[Start of Task data]

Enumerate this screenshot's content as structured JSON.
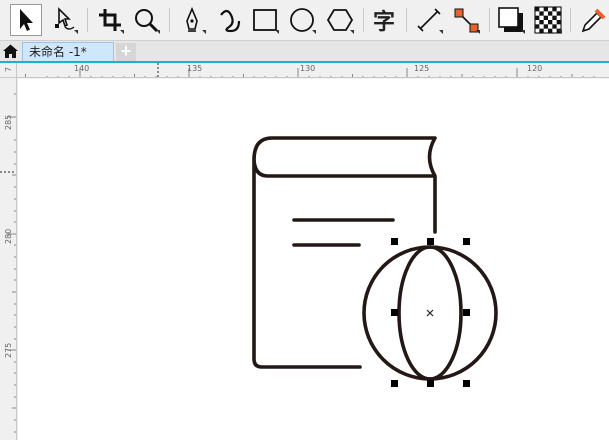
{
  "toolbar": {
    "tools": [
      {
        "name": "pick-tool-icon"
      },
      {
        "name": "shape-tool-icon"
      },
      {
        "name": "crop-tool-icon"
      },
      {
        "name": "zoom-tool-icon"
      },
      {
        "name": "pen-tool-icon"
      },
      {
        "name": "artistic-media-tool-icon"
      },
      {
        "name": "rectangle-tool-icon"
      },
      {
        "name": "ellipse-tool-icon"
      },
      {
        "name": "polygon-tool-icon"
      },
      {
        "name": "text-tool-icon",
        "glyph": "字"
      },
      {
        "name": "dimension-tool-icon"
      },
      {
        "name": "connector-tool-icon"
      },
      {
        "name": "drop-shadow-tool-icon"
      },
      {
        "name": "transparency-tool-icon"
      },
      {
        "name": "eyedropper-tool-icon"
      }
    ],
    "accent_color": "#e8622c"
  },
  "tabs": {
    "home_icon": "home-icon",
    "document_tab": "未命名 -1*",
    "new_tab": "+"
  },
  "rulers": {
    "horizontal": [
      "140",
      "135",
      "130",
      "125",
      "120"
    ],
    "horizontal_corner": "7",
    "vertical": [
      "285",
      "280",
      "275"
    ]
  },
  "colors": {
    "accent_line": "#18b5c6",
    "stroke": "#231815",
    "tab_active": "#cfe6fb"
  }
}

[End of Task data]

● Requirement:
What is needed is an exact reproduction of the data, pictures excluded.

● Result for this task:
Enumerate this screenshot's content as structured JSON.
{
  "toolbar": {
    "tools": [
      {
        "name": "pick-tool-icon"
      },
      {
        "name": "shape-tool-icon"
      },
      {
        "name": "crop-tool-icon"
      },
      {
        "name": "zoom-tool-icon"
      },
      {
        "name": "pen-tool-icon"
      },
      {
        "name": "artistic-media-tool-icon"
      },
      {
        "name": "rectangle-tool-icon"
      },
      {
        "name": "ellipse-tool-icon"
      },
      {
        "name": "polygon-tool-icon"
      },
      {
        "name": "text-tool-icon",
        "glyph": "字"
      },
      {
        "name": "dimension-tool-icon"
      },
      {
        "name": "connector-tool-icon"
      },
      {
        "name": "drop-shadow-tool-icon"
      },
      {
        "name": "transparency-tool-icon"
      },
      {
        "name": "eyedropper-tool-icon"
      }
    ],
    "accent_color": "#e8622c"
  },
  "tabs": {
    "home_icon": "home-icon",
    "document_tab": "未命名 -1*",
    "new_tab": "+"
  },
  "rulers": {
    "horizontal": [
      "140",
      "135",
      "130",
      "125",
      "120"
    ],
    "horizontal_corner": "7",
    "vertical": [
      "285",
      "280",
      "275"
    ]
  },
  "colors": {
    "accent_line": "#18b5c6",
    "stroke": "#231815",
    "tab_active": "#cfe6fb"
  }
}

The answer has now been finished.